▶ [GIVEN REQUEST]:
Which lines in the records below contain the word "ylabel"? Copy each one out.

>> Start

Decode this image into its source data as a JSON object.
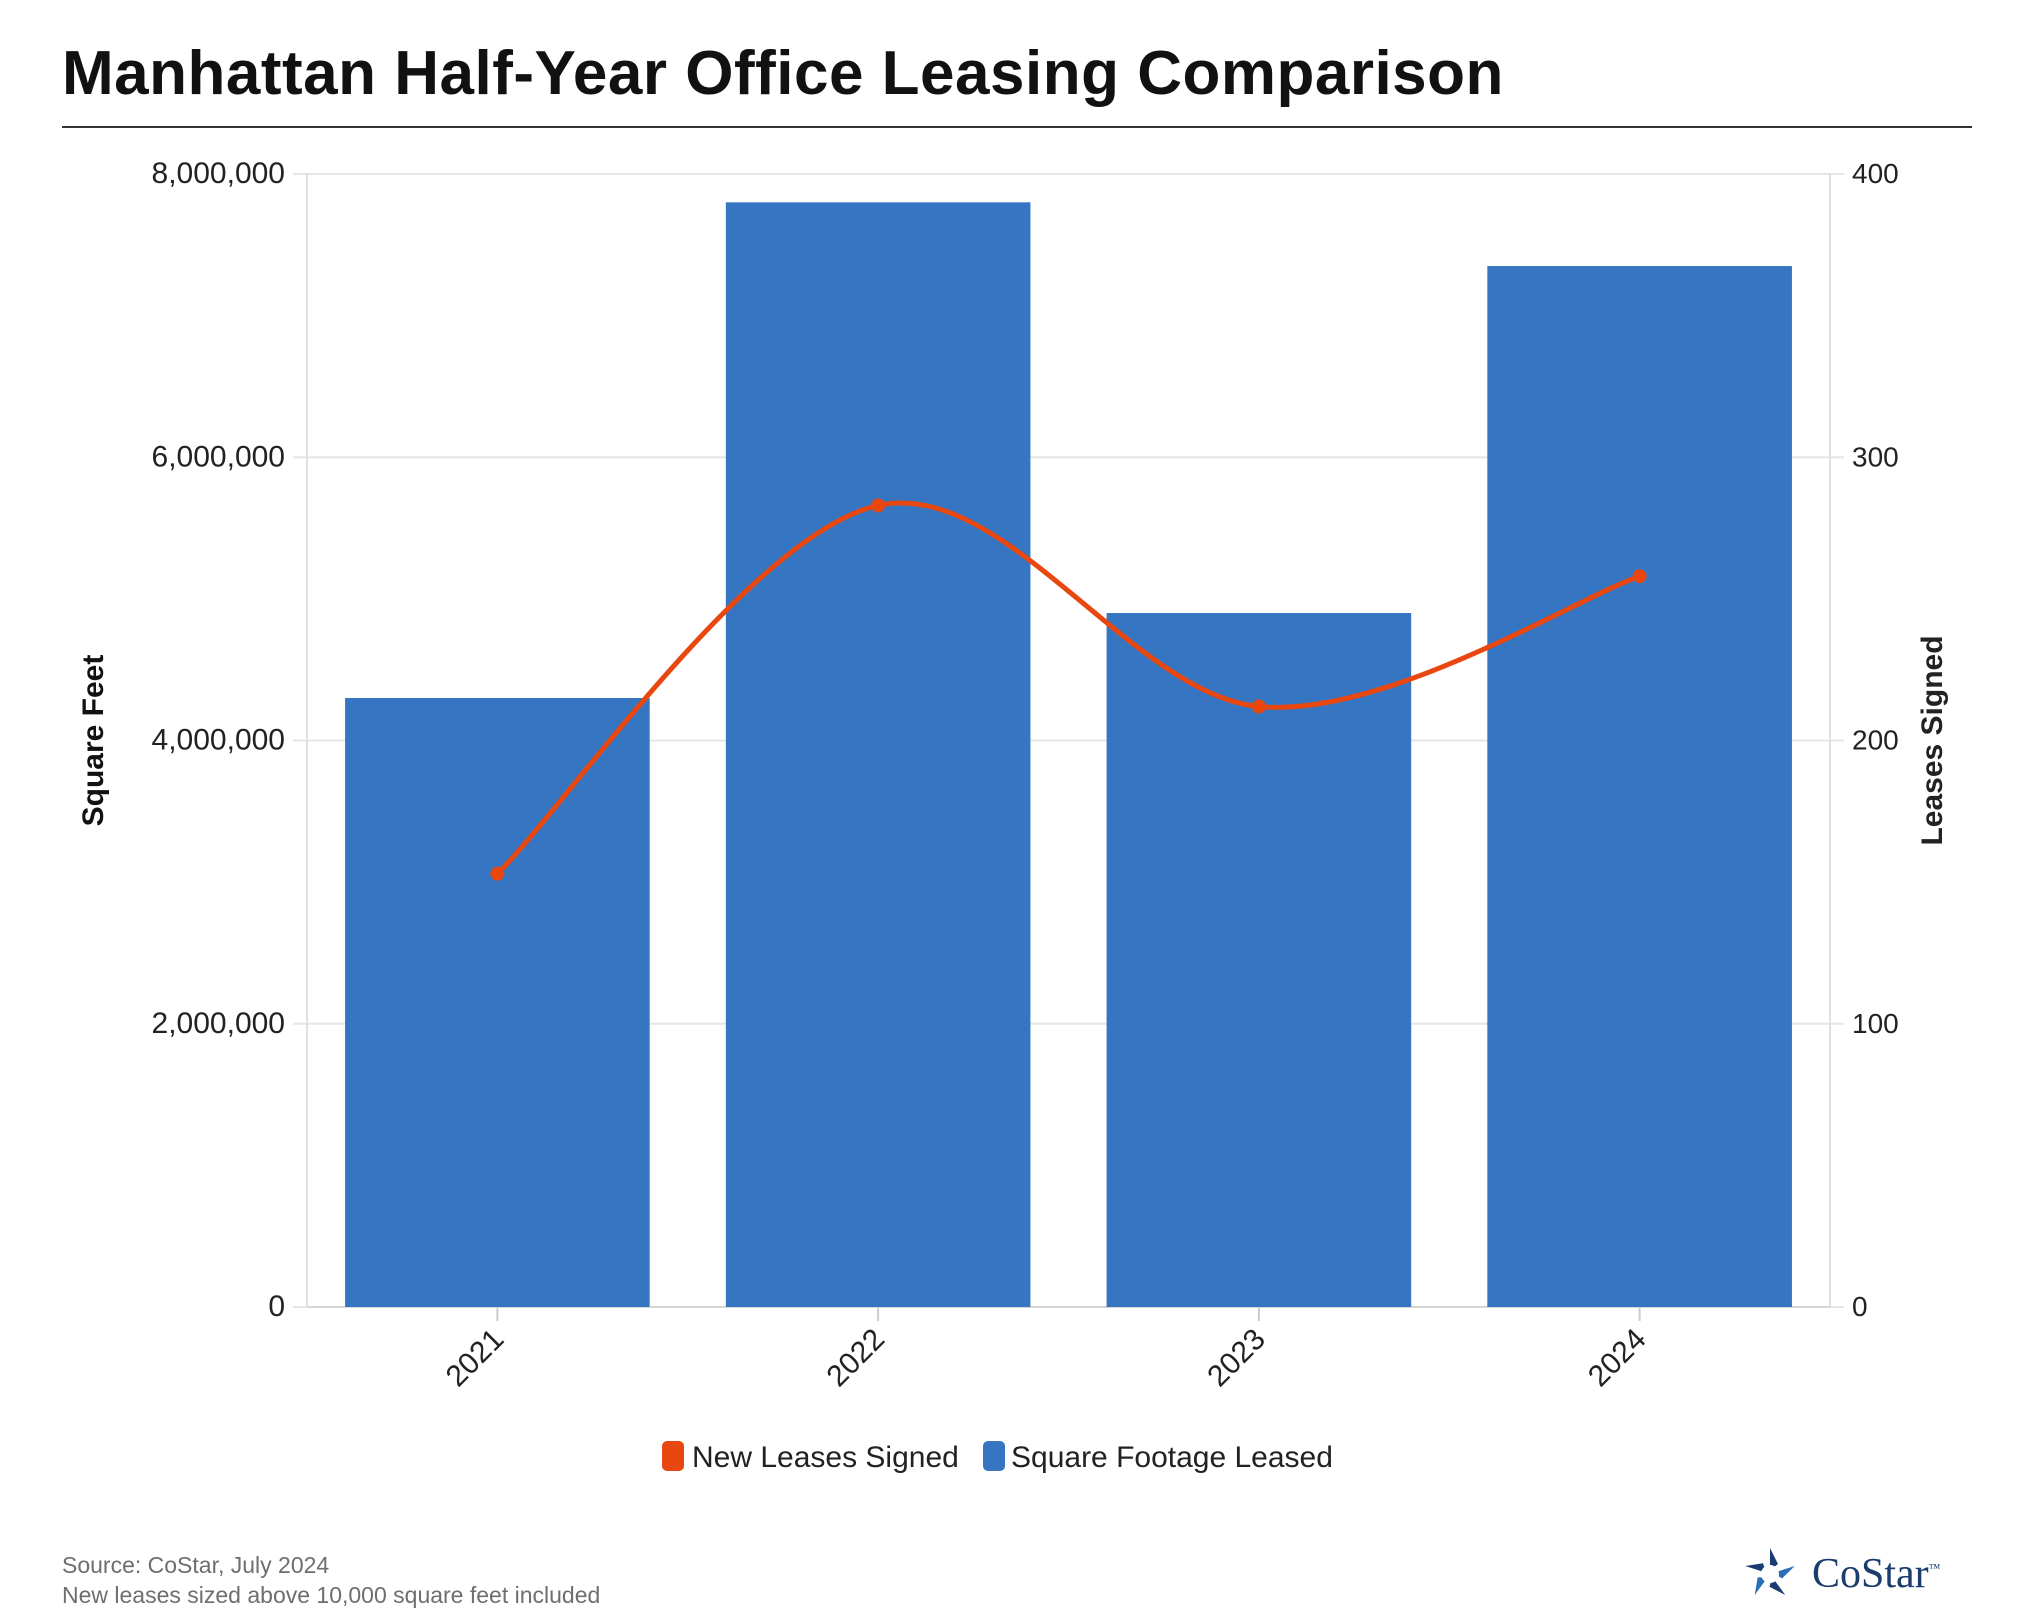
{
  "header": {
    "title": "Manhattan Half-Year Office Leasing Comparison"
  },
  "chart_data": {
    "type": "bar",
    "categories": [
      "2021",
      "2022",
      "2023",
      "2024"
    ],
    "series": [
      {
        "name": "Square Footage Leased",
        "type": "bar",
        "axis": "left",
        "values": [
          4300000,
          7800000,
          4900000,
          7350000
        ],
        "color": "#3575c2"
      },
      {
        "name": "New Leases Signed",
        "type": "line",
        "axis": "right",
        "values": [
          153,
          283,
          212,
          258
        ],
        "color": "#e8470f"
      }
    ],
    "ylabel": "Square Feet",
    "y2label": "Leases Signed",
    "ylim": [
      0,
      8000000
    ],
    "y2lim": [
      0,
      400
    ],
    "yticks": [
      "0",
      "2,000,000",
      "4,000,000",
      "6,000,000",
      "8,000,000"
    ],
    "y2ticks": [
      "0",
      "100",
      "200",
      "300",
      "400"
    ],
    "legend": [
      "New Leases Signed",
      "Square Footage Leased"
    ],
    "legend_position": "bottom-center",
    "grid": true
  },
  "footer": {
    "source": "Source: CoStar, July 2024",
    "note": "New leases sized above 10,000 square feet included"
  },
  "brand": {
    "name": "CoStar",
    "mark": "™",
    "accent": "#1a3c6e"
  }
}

>> End
>> Start

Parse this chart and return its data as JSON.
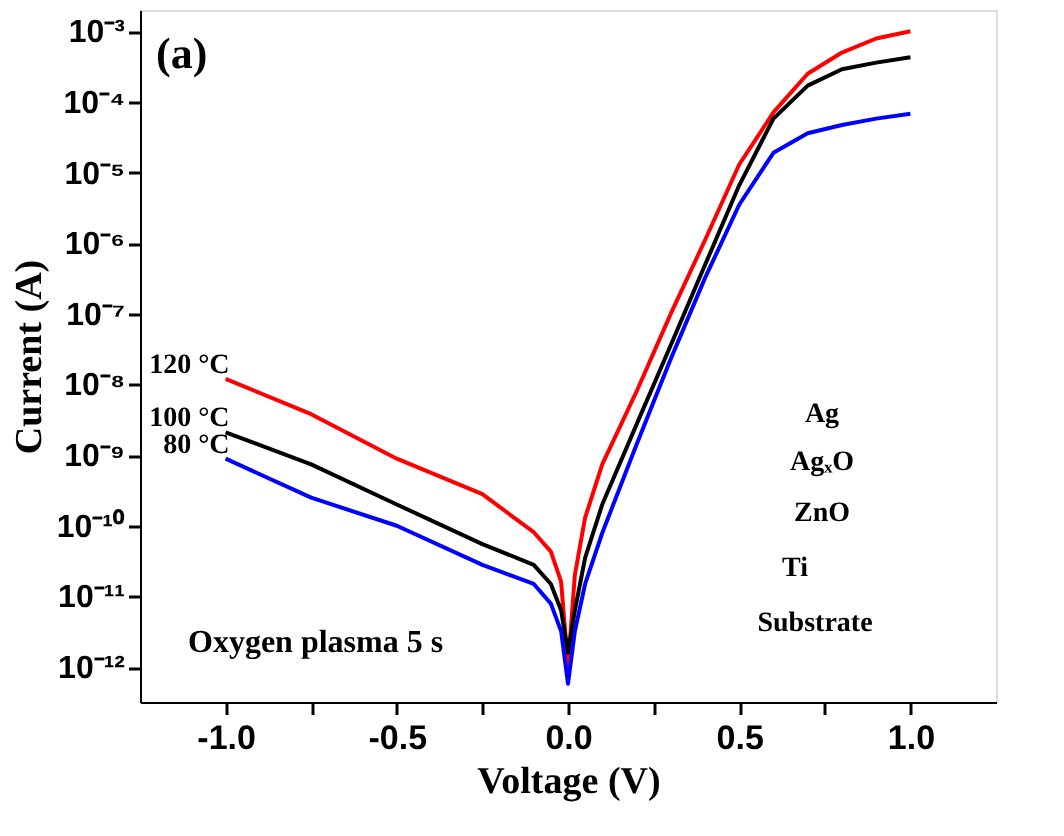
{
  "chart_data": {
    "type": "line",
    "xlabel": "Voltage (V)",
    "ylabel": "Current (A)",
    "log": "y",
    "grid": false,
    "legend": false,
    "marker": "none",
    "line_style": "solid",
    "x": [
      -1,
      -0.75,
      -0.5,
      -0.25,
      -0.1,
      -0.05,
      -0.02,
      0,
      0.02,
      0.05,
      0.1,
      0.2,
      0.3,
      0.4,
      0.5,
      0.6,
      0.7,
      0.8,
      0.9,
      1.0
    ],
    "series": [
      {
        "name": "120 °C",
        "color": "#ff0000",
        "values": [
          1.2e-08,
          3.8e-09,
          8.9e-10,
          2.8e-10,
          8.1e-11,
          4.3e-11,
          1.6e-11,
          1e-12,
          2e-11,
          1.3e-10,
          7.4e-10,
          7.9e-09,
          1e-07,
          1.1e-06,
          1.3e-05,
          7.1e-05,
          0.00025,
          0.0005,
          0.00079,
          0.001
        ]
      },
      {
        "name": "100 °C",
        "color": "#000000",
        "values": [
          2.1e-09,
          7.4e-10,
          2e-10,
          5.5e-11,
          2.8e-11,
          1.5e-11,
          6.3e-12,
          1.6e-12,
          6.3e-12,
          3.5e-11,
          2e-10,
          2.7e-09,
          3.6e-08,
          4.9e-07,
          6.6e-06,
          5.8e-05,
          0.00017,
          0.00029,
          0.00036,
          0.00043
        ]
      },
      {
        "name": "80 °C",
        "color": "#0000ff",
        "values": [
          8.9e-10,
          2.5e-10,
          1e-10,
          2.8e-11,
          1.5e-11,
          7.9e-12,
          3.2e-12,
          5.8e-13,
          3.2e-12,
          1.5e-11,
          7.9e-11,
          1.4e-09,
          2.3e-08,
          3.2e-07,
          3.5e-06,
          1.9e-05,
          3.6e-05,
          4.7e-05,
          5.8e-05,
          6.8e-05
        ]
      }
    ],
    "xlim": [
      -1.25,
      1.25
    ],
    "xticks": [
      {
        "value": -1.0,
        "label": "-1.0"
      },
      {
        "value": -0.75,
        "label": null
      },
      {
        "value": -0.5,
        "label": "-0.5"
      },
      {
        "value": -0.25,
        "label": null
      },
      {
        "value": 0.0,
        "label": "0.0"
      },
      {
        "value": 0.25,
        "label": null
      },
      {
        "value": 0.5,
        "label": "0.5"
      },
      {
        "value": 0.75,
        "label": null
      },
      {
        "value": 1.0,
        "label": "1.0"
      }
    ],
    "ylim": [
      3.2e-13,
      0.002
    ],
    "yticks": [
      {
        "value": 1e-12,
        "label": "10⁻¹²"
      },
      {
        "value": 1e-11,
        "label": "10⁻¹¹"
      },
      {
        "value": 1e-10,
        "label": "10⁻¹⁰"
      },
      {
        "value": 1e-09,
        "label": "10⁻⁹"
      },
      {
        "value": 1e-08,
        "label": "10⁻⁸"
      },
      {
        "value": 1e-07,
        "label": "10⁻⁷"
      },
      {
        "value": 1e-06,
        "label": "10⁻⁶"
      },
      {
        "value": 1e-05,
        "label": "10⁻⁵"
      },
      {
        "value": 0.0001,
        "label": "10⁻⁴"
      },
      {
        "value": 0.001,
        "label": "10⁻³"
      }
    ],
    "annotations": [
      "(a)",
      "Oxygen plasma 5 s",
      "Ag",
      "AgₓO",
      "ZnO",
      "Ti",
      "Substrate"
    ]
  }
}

>> End

▶ [ANSWER TO THIS PROBLEM]:
    "ylabel": "Square Feet",
    "ylabel": "Current (A)",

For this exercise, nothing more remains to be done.